'''

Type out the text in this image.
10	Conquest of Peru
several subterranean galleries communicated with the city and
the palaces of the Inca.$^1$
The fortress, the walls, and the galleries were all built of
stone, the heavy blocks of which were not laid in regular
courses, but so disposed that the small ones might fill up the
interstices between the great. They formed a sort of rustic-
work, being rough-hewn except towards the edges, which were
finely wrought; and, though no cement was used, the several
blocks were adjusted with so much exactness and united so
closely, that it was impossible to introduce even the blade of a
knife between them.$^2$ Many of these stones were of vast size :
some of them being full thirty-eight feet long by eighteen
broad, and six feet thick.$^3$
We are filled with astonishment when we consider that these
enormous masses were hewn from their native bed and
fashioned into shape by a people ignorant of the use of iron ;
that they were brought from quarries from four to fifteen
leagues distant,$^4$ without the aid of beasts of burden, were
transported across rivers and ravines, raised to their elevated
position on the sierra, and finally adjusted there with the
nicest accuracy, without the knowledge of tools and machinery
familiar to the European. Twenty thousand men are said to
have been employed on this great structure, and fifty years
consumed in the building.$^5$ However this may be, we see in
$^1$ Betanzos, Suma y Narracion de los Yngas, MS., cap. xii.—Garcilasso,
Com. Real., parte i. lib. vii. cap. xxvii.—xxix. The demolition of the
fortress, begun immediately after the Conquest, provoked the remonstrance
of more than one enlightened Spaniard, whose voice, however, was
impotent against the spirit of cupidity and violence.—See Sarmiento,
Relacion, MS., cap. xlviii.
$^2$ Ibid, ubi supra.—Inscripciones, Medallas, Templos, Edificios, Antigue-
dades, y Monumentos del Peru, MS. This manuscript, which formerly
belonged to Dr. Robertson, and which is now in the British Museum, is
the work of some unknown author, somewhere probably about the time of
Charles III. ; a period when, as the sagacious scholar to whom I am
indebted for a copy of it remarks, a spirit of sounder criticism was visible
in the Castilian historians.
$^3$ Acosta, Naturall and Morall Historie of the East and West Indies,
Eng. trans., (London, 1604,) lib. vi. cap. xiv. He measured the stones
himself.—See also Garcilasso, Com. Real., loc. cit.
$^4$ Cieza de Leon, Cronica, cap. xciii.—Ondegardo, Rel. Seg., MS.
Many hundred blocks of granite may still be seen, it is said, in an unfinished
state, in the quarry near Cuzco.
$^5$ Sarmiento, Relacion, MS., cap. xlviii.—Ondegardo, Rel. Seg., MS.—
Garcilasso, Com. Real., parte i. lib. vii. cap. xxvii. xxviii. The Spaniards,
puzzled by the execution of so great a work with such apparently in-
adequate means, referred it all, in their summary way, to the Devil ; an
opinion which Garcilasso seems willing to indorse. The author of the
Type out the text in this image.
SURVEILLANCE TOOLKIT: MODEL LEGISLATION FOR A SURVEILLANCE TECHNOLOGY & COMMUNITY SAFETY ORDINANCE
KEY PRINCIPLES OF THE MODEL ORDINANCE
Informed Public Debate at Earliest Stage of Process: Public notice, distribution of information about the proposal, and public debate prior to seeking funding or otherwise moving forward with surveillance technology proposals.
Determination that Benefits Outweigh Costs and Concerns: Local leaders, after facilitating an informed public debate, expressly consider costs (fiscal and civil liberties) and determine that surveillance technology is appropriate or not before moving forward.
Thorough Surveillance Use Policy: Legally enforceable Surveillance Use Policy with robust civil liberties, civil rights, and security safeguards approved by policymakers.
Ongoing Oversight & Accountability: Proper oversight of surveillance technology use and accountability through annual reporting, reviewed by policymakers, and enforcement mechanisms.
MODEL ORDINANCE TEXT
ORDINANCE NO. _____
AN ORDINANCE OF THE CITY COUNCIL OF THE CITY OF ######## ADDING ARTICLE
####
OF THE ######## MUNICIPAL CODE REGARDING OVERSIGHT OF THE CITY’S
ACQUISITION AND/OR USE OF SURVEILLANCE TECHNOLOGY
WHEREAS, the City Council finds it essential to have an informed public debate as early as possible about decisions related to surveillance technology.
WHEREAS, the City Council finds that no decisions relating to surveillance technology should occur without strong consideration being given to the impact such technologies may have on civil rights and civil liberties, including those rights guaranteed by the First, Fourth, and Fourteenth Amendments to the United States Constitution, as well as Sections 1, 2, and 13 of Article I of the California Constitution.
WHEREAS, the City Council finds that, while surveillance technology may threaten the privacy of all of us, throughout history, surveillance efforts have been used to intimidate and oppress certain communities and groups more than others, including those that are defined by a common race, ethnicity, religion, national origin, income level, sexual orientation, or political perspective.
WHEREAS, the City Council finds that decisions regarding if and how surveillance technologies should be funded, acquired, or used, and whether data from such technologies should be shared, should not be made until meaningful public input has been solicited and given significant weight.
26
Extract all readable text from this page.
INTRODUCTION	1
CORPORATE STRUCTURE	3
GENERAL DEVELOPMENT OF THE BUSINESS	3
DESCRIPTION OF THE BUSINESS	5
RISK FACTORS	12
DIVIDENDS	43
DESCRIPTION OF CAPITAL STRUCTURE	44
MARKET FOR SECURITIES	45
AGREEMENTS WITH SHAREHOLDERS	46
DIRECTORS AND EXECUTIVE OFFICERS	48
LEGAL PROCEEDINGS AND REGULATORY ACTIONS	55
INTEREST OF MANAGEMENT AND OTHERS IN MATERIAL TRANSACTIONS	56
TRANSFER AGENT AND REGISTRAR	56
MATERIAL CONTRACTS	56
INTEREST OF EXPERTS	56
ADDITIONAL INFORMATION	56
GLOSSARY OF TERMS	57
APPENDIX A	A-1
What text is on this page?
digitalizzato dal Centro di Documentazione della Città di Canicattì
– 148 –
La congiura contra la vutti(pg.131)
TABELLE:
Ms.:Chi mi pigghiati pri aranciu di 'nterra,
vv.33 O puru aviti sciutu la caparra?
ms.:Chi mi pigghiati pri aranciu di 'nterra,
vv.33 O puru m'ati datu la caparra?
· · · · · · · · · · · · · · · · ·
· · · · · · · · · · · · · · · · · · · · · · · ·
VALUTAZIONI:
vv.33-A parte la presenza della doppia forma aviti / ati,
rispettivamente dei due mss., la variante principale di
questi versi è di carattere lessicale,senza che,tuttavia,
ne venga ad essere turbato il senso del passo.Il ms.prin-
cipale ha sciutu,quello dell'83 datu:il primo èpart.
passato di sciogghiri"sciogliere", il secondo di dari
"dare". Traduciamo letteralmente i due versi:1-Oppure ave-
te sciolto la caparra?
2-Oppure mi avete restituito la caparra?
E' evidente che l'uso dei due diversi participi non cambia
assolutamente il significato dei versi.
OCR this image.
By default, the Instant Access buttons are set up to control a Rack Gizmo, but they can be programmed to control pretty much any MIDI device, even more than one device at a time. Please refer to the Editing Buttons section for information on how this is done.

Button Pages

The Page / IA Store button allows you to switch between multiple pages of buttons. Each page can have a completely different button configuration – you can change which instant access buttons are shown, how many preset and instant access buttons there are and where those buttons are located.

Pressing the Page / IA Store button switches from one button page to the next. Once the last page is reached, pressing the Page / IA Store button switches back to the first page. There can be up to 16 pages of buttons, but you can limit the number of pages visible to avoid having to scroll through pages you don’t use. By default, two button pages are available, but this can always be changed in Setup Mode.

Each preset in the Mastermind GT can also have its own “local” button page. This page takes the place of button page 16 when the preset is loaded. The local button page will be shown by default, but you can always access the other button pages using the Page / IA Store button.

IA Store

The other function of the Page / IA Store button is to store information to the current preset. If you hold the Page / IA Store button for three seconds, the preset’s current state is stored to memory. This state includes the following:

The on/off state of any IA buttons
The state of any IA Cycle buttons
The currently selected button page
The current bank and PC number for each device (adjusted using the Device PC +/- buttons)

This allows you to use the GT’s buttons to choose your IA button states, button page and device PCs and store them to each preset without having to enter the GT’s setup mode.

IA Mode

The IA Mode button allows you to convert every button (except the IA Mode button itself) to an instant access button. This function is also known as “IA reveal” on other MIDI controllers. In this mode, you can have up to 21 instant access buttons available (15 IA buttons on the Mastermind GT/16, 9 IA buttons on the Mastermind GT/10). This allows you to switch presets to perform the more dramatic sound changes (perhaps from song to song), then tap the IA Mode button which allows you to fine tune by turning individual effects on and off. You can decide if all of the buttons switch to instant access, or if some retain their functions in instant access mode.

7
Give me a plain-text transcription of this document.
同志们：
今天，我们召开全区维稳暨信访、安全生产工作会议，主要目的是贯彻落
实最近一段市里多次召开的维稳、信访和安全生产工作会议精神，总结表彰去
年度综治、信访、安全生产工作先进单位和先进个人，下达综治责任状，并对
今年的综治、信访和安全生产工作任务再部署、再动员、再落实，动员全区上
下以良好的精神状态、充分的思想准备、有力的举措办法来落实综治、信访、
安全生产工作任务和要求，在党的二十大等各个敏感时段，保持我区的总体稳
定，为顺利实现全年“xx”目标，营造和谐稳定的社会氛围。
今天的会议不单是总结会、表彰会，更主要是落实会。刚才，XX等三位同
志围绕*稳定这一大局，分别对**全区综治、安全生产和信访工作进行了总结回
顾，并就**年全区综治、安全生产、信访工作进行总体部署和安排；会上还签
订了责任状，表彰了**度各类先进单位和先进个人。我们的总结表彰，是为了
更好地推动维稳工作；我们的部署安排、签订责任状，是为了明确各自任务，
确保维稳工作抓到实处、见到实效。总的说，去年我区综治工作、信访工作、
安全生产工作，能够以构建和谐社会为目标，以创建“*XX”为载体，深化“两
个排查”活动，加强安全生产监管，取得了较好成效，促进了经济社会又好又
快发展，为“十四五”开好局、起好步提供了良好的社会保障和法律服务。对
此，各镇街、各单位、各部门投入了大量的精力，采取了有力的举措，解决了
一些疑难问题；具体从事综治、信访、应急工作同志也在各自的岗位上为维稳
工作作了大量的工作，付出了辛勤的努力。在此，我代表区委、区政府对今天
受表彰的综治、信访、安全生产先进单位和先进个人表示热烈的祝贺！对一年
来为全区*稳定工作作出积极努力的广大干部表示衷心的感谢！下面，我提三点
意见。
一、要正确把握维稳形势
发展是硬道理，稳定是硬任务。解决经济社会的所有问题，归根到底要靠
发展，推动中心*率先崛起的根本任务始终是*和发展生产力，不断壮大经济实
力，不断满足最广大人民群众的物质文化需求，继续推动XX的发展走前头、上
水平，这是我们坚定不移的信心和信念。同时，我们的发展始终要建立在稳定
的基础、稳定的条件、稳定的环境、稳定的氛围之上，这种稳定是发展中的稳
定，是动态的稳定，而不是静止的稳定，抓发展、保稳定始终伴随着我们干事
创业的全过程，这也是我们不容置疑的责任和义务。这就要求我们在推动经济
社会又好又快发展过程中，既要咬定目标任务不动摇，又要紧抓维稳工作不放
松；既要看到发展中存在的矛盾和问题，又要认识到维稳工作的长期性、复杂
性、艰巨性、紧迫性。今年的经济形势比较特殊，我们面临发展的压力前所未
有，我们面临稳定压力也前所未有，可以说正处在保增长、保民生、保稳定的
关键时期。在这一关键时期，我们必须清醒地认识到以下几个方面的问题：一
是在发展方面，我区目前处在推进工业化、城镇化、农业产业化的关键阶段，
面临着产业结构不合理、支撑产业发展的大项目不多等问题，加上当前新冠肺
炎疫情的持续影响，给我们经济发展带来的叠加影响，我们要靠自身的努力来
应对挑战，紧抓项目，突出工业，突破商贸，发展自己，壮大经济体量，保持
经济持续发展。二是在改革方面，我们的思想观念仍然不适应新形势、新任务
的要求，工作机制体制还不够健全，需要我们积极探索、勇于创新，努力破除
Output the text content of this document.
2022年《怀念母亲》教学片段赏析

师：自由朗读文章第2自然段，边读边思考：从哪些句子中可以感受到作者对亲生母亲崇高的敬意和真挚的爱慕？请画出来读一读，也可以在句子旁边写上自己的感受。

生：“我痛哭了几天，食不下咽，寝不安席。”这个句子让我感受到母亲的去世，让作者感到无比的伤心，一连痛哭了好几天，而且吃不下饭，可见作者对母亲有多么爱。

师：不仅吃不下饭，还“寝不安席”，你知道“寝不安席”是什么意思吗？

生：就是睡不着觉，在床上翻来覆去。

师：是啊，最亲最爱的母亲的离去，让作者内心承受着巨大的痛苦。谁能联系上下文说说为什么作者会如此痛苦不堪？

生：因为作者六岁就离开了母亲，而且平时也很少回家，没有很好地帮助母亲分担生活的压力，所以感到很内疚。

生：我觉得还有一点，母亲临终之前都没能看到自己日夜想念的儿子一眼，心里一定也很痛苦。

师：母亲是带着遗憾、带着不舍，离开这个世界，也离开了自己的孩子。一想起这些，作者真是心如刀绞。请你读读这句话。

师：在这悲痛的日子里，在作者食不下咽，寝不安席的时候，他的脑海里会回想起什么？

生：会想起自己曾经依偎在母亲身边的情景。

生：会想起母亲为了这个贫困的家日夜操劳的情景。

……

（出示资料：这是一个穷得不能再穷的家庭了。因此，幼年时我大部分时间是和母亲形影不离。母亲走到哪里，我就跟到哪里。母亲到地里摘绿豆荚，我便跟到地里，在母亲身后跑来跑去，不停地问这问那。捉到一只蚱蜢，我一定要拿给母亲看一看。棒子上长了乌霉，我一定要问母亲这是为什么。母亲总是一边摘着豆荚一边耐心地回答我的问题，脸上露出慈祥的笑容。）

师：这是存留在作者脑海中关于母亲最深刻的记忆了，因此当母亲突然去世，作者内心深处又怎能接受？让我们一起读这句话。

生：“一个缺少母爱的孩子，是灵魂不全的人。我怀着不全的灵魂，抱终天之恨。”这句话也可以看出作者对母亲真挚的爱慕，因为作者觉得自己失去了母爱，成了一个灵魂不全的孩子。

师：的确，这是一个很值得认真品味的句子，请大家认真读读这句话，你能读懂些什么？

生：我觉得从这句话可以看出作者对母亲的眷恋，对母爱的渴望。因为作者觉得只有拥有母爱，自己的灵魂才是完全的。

'''

▶ Stated goal
The answer is one number: how many lines of the material above contain "author".

▶ The output
2